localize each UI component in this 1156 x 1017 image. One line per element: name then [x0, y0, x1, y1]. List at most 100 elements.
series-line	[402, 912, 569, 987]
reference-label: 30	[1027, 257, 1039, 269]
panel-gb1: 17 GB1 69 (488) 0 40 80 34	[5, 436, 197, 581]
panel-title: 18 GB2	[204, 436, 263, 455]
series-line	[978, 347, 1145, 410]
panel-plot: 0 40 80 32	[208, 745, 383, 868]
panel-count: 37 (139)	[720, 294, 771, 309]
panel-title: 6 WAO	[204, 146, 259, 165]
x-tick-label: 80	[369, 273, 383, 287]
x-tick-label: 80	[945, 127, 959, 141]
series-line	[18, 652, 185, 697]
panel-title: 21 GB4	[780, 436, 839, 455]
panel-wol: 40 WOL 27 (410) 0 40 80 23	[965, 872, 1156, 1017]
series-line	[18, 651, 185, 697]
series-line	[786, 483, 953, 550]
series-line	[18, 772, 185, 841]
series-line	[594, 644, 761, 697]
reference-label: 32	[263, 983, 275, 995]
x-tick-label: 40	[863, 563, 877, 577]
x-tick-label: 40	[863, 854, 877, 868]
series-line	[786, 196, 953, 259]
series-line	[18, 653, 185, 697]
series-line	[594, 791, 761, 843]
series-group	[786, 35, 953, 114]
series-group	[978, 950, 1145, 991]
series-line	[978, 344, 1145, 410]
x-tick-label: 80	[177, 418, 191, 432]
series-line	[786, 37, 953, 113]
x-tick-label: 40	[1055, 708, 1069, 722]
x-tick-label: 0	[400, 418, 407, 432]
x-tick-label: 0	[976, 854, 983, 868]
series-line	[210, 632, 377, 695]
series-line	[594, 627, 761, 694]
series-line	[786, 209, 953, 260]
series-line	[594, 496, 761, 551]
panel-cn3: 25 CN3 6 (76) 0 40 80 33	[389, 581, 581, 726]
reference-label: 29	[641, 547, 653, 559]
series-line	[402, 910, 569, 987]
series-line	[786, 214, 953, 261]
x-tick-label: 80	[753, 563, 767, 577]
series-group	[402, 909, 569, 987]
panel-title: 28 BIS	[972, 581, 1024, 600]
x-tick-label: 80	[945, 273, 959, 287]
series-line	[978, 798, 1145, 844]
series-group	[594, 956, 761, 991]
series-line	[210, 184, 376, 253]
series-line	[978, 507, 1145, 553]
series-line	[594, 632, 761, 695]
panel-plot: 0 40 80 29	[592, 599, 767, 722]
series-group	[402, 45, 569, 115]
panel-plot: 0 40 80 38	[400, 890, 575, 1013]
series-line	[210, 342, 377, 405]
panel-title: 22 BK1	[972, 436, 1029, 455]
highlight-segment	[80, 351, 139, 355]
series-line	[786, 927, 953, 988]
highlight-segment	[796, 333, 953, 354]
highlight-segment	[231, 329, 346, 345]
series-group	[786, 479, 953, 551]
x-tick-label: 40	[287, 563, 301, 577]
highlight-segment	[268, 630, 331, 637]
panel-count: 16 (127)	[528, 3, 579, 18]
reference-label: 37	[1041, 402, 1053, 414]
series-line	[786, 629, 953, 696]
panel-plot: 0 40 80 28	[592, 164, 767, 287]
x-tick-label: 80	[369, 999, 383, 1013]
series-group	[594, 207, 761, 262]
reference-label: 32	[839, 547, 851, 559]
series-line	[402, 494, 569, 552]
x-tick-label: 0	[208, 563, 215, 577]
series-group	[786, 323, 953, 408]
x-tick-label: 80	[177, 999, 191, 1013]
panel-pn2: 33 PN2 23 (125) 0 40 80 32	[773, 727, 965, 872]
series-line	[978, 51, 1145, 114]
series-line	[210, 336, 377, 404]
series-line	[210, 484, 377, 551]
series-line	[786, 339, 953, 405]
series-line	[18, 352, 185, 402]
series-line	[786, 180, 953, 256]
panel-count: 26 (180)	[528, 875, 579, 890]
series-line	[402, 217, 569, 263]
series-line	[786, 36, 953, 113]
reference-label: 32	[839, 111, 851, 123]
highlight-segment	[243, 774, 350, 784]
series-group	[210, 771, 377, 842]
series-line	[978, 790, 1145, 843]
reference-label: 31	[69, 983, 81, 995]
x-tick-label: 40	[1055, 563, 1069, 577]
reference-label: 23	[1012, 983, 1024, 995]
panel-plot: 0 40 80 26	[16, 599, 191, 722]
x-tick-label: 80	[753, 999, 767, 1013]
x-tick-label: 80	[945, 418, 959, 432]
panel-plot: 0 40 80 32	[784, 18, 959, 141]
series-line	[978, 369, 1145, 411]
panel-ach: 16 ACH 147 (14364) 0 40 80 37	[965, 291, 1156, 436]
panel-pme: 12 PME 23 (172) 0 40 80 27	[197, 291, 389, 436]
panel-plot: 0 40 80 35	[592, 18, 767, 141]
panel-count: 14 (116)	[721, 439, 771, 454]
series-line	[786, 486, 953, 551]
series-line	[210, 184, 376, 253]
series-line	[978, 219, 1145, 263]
-----
Work to complete.
Return the lines from the first one through the line containing "632, 761, 695]", inclusive.

Problem solution.
localize each UI component in this 1156 x 1017 image. One line per element: name then [x0, y0, x1, y1]. List at most 100 elements.
series-line	[402, 912, 569, 987]
reference-label: 30	[1027, 257, 1039, 269]
panel-gb1: 17 GB1 69 (488) 0 40 80 34	[5, 436, 197, 581]
panel-title: 18 GB2	[204, 436, 263, 455]
series-line	[978, 347, 1145, 410]
panel-plot: 0 40 80 32	[208, 745, 383, 868]
panel-count: 37 (139)	[720, 294, 771, 309]
panel-title: 6 WAO	[204, 146, 259, 165]
x-tick-label: 80	[369, 273, 383, 287]
x-tick-label: 80	[945, 127, 959, 141]
series-line	[18, 652, 185, 697]
panel-title: 21 GB4	[780, 436, 839, 455]
panel-wol: 40 WOL 27 (410) 0 40 80 23	[965, 872, 1156, 1017]
series-line	[18, 651, 185, 697]
series-line	[786, 483, 953, 550]
series-line	[18, 772, 185, 841]
series-line	[594, 644, 761, 697]
reference-label: 32	[263, 983, 275, 995]
x-tick-label: 40	[863, 563, 877, 577]
x-tick-label: 40	[863, 854, 877, 868]
series-line	[786, 196, 953, 259]
series-line	[18, 653, 185, 697]
series-line	[594, 791, 761, 843]
series-group	[786, 35, 953, 114]
series-group	[978, 950, 1145, 991]
series-line	[978, 344, 1145, 410]
x-tick-label: 80	[177, 418, 191, 432]
series-line	[786, 37, 953, 113]
x-tick-label: 40	[1055, 708, 1069, 722]
x-tick-label: 0	[400, 418, 407, 432]
x-tick-label: 0	[976, 854, 983, 868]
series-line	[210, 632, 377, 695]
series-line	[594, 627, 761, 694]
series-line	[786, 209, 953, 260]
series-line	[594, 496, 761, 551]
panel-cn3: 25 CN3 6 (76) 0 40 80 33	[389, 581, 581, 726]
reference-label: 29	[641, 547, 653, 559]
series-line	[402, 910, 569, 987]
series-line	[786, 214, 953, 261]
x-tick-label: 80	[753, 563, 767, 577]
series-group	[402, 909, 569, 987]
panel-title: 28 BIS	[972, 581, 1024, 600]
x-tick-label: 80	[945, 273, 959, 287]
series-line	[978, 798, 1145, 844]
series-group	[594, 956, 761, 991]
series-line	[210, 184, 376, 253]
series-line	[978, 507, 1145, 553]
series-line	[594, 632, 761, 695]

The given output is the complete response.